* [WHAT NEEDS TO BE DONE]:
Show each line from the listing that includes the word "шахты".

* [INPUT ROWS]:
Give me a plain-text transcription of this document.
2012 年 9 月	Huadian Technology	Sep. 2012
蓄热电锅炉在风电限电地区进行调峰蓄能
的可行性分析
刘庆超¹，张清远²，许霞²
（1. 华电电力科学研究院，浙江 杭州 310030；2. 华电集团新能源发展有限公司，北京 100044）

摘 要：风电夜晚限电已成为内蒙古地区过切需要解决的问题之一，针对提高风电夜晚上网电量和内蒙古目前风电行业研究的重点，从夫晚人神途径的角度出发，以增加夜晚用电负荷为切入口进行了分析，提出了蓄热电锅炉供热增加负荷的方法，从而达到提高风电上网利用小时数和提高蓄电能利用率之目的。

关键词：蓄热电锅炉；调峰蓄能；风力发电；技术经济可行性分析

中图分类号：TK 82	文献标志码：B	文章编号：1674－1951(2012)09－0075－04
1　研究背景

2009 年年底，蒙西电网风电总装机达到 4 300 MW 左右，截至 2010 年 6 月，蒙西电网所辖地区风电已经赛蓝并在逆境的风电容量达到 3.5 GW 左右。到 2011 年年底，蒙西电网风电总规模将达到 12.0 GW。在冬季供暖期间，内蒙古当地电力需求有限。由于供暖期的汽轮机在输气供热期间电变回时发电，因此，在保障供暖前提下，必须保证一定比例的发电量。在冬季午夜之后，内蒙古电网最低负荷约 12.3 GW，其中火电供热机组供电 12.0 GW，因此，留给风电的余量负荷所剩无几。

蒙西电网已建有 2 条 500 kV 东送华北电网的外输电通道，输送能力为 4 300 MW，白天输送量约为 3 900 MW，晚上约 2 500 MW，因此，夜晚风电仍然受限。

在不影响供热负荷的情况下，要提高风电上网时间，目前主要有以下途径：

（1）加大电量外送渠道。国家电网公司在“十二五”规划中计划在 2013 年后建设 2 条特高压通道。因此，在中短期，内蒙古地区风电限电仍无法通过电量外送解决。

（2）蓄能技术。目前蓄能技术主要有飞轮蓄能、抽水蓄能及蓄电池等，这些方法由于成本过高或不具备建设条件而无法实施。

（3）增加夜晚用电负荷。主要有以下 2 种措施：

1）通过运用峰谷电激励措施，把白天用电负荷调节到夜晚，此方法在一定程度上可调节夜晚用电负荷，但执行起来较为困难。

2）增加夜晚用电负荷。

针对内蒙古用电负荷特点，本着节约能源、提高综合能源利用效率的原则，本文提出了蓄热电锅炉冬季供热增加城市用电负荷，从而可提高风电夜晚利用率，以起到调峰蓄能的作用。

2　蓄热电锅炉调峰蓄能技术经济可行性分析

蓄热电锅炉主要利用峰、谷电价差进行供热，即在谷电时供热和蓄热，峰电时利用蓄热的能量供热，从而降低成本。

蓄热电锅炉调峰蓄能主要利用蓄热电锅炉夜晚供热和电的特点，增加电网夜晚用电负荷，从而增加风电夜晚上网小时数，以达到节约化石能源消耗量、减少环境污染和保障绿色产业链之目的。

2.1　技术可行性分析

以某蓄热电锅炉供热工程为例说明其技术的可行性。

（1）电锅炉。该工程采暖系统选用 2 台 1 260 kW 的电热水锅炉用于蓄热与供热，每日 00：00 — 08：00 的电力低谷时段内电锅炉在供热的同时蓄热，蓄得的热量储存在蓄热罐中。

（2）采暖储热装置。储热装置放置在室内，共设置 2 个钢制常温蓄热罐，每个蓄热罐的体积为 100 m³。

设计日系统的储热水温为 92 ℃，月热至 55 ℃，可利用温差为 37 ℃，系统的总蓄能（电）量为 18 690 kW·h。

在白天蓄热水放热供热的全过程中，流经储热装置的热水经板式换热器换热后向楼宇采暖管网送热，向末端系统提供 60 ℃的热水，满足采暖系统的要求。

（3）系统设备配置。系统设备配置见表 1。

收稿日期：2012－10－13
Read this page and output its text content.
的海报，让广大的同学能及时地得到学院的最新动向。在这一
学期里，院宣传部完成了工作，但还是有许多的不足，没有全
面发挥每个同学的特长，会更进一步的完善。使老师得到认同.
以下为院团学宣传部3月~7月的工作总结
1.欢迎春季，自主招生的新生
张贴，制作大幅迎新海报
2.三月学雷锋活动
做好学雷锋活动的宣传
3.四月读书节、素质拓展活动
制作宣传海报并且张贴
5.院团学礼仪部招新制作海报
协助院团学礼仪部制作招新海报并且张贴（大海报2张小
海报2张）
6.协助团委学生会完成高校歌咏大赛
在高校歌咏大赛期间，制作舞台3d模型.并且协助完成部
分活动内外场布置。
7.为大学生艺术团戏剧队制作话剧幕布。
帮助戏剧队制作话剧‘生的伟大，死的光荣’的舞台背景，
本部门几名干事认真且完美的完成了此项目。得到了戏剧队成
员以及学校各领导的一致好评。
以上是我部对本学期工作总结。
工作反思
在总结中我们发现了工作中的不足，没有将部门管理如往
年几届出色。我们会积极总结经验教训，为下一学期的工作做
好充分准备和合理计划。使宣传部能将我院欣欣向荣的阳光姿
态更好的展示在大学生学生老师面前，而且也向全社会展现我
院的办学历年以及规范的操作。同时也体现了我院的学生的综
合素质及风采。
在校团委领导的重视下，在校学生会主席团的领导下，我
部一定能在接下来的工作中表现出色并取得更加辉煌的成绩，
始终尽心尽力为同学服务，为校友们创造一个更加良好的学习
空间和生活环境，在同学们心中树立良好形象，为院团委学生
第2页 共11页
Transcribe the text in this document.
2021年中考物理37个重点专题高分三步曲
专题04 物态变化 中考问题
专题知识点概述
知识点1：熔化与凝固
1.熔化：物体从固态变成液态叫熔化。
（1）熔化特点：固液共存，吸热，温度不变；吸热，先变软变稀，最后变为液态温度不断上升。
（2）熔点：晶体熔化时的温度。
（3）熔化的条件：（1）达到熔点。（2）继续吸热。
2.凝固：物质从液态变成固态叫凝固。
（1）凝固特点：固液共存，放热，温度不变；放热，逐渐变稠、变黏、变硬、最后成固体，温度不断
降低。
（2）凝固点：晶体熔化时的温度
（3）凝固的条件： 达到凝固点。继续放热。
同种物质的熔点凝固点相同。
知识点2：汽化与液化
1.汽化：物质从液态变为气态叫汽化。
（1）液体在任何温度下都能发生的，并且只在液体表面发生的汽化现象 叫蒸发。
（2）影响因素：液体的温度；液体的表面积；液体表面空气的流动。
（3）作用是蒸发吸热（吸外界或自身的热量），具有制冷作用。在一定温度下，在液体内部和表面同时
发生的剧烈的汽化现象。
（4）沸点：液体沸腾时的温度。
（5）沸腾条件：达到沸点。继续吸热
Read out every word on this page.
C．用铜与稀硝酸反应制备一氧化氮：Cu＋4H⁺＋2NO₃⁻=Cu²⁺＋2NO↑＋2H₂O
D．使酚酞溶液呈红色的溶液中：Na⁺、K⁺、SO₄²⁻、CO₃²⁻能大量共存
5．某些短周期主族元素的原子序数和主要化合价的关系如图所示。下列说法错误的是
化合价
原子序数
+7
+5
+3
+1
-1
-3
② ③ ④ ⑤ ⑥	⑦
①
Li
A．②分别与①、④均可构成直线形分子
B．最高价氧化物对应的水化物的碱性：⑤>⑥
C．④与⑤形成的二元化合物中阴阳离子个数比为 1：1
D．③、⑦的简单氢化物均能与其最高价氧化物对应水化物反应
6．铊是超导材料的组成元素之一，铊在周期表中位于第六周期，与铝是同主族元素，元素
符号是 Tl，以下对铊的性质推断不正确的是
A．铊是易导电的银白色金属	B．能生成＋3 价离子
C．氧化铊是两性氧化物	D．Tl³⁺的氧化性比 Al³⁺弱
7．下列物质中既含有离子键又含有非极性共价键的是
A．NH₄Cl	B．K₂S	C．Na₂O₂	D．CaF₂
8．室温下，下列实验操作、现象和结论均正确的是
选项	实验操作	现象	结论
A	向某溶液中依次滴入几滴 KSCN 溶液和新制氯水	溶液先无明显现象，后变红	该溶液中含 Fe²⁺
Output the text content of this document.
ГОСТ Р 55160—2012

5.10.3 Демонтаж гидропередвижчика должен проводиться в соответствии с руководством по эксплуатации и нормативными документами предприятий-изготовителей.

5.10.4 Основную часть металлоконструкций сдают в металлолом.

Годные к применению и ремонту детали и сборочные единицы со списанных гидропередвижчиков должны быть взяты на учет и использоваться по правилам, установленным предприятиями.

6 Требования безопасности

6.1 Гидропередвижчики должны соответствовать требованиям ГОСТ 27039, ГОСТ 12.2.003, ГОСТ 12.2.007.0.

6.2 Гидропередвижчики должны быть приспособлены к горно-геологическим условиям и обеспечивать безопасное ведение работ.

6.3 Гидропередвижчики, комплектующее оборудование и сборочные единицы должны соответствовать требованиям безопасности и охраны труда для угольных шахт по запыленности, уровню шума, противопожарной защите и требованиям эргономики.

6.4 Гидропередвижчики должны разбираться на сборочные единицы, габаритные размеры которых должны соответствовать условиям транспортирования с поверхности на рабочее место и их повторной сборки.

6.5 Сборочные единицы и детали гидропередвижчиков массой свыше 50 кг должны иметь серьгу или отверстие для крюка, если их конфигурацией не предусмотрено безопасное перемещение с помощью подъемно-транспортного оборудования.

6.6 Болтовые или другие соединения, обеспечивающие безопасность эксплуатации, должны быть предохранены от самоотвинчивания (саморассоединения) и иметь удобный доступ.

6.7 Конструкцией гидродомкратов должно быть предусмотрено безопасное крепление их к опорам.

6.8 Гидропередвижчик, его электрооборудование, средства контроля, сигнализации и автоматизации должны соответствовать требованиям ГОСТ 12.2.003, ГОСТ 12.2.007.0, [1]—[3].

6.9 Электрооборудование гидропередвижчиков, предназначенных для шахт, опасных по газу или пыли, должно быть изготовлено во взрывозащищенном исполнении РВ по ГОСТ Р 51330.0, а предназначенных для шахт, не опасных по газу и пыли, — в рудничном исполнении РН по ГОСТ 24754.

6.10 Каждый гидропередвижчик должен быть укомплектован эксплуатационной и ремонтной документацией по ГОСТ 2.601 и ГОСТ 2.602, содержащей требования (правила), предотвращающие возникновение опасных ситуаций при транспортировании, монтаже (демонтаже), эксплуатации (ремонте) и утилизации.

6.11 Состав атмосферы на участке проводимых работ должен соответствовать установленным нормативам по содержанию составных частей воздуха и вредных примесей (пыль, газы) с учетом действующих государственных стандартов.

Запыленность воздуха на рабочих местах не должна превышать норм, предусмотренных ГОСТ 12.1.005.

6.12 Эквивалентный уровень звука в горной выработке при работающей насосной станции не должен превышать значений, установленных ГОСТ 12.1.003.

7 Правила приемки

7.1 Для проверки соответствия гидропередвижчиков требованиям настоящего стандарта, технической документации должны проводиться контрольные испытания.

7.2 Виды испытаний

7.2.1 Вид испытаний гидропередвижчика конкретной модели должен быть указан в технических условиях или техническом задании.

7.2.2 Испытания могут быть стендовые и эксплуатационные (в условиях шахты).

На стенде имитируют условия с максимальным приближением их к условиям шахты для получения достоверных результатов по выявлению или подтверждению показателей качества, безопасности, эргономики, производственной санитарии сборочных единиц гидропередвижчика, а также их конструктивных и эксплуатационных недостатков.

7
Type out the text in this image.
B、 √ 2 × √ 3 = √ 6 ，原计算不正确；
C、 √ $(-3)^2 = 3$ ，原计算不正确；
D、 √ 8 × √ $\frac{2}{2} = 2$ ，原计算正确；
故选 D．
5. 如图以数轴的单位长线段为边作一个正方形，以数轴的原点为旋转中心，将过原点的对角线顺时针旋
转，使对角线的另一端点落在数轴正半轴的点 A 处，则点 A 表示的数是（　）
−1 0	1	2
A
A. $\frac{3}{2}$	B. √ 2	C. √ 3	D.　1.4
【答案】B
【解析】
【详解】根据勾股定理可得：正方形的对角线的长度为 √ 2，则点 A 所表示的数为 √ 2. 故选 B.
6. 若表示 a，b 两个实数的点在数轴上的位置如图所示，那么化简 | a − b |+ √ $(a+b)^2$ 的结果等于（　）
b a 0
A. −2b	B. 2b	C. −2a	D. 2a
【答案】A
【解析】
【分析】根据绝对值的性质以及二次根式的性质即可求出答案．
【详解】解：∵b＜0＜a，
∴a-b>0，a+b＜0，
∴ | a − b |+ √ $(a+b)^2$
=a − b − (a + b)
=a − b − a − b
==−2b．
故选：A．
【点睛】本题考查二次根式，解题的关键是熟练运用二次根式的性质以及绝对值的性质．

* [FULL ANSWER]:
7.2.2 Испытания могут быть стендовые и эксплуатационные (в условиях шахты).
На стенде имитируют условия с максимальным приближением их к условиям шахты для получения достоверных результатов по выявлению или подтверждению показателей качества, безопасности, эргономики, производственной санитарии сборочных единиц гидропередвижчика, а также их конструктивных и эксплуатационных недостатков.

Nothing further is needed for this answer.